▶ [DATASET RECORDS]:
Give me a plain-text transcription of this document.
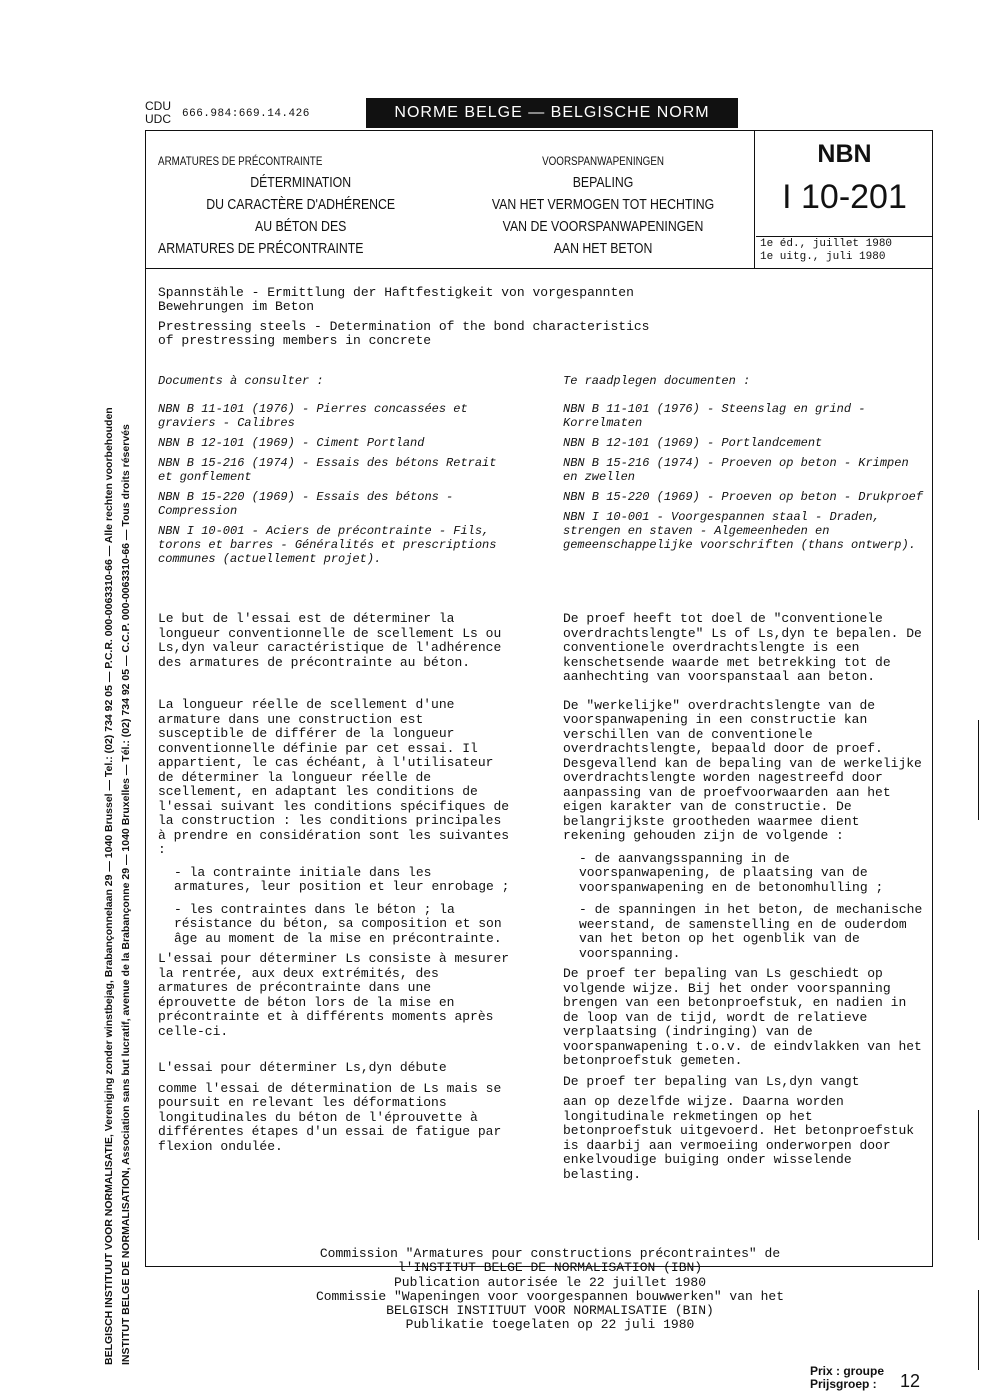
CDU
UDC 666.984:669.14.426	NORME BELGE — BELGISCHE NORM
BELGISCH INSTITUUT VOOR NORMALISATIE, Vereniging zonder winstbejag, Brabançonnelaan 29 — 1040 Brussel — Tel.: (02) 734 92 05 — P.C.R. 000-0063310-66 — Alle rechten voorbehouden INSTITUT BELGE DE NORMALISATION, Association sans but lucratif, avenue de la Brabançonne 29 — 1040 Bruxelles — Tél.: (02) 734 92 05 — C.C.P. 000-0063310-66 — Tous droits réservés
NBN
I 10-201
1e éd., juillet 1980
1e uitg., juli 1980
ARMATURES DE PRÉCONTRAINTE
DÉTERMINATION
DU CARACTÈRE D'ADHÉRENCE
AU BÉTON DES
ARMATURES DE PRÉCONTRAINTE
VOORSPANWAPENINGEN
BEPALING
VAN HET VERMOGEN TOT HECHTING
VAN DE VOORSPANWAPENINGEN
AAN HET BETON
Spannstähle - Ermittlung der Haftfestigkeit von vorgespannten
Bewehrungen im Beton
Prestressing steels - Determination of the bond characteristics
of prestressing members in concrete

Documents à consulter :

NBN B 11-101 (1976) - Pierres concassées et graviers - Calibres

NBN B 12-101 (1969) - Ciment Portland

NBN B 15-216 (1974) - Essais des bétons Retrait et gonflement

NBN B 15-220 (1969) - Essais des bétons - Compression

NBN I 10-001 - Aciers de précontrainte - Fils, torons et barres - Généralités et prescriptions communes (actuellement projet).

Te raadplegen documenten :

NBN B 11-101 (1976) - Steenslag en grind - Korrelmaten

NBN B 12-101 (1969) - Portlandcement

NBN B 15-216 (1974) - Proeven op beton - Krimpen en zwellen

NBN B 15-220 (1969) - Proeven op beton - Drukproef

NBN I 10-001 - Voorgespannen staal - Draden, strengen en staven - Algemeenheden en gemeenschappelijke voorschriften (thans ontwerp).

Le but de l'essai est de déterminer la longueur conventionnelle de scellement Ls ou Ls,dyn valeur caractéristique de l'adhérence des armatures de précontrainte au béton.

La longueur réelle de scellement d'une armature dans une construction est susceptible de différer de la longueur conventionnelle définie par cet essai. Il appartient, le cas échéant, à l'utilisateur de déterminer la longueur réelle de scellement, en adaptant les conditions de l'essai suivant les conditions spécifiques de la construction : les conditions principales à prendre en considération sont les suivantes :

- la contrainte initiale dans les armatures, leur position et leur enrobage ;

- les contraintes dans le béton ; la résistance du béton, sa composition et son âge au moment de la mise en précontrainte.

L'essai pour déterminer Ls consiste à mesurer la rentrée, aux deux extrémités, des armatures de précontrainte dans une éprouvette de béton lors de la mise en précontrainte et à différents moments après celle-ci.

L'essai pour déterminer Ls,dyn débute

comme l'essai de détermination de Ls mais se poursuit en relevant les déformations longitudinales du béton de l'éprouvette à différentes étapes d'un essai de fatigue par flexion ondulée.

De proef heeft tot doel de "conventionele overdrachtslengte" Ls of Ls,dyn te bepalen. De conventionele overdrachtslengte is een kenschetsende waarde met betrekking tot de aanhechting van voorspanstaal aan beton.

De "werkelijke" overdrachtslengte van de voorspanwapening in een constructie kan verschillen van de conventionele overdrachtslengte, bepaald door de proef. Desgevallend kan de bepaling van de werkelijke overdrachtslengte worden nagestreefd door aanpassing van de proefvoorwaarden aan het eigen karakter van de constructie. De belangrijkste grootheden waarmee dient rekening gehouden zijn de volgende :

- de aanvangsspanning in de voorspanwapening, de plaatsing van de voorspanwapening en de betonomhulling ;

- de spanningen in het beton, de mechanische weerstand, de samenstelling en de ouderdom van het beton op het ogenblik van de voorspanning.

De proef ter bepaling van Ls geschiedt op volgende wijze. Bij het onder voorspanning brengen van een betonproefstuk, en nadien in de loop van de tijd, wordt de relatieve verplaatsing (indringing) van de voorspanwapening t.o.v. de eindvlakken van het betonproefstuk gemeten.

De proef ter bepaling van Ls,dyn vangt

aan op dezelfde wijze. Daarna worden longitudinale rekmetingen op het betonproefstuk uitgevoerd. Het betonproefstuk is daarbij aan vermoeiing onderworpen door enkelvoudige buiging onder wisselende belasting.

Commission "Armatures pour constructions précontraintes" de
l'INSTITUT BELGE DE NORMALISATION (IBN)
Publication autorisée le 22 juillet 1980
Commissie "Wapeningen voor voorgespannen bouwwerken" van het
BELGISCH INSTITUUT VOOR NORMALISATIE (BIN)
Publikatie toegelaten op 22 juli 1980
Prix : groupe
Prijsgroep :	12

▶ [THE PROBLEM]:
In the listing, find every line containing the word "Proeven" and list it.

▶ [RESULT OF THIS TASK]:
NBN B 15-216 (1974) - Proeven op beton - Krimpen en zwellen
NBN B 15-220 (1969) - Proeven op beton - Drukproef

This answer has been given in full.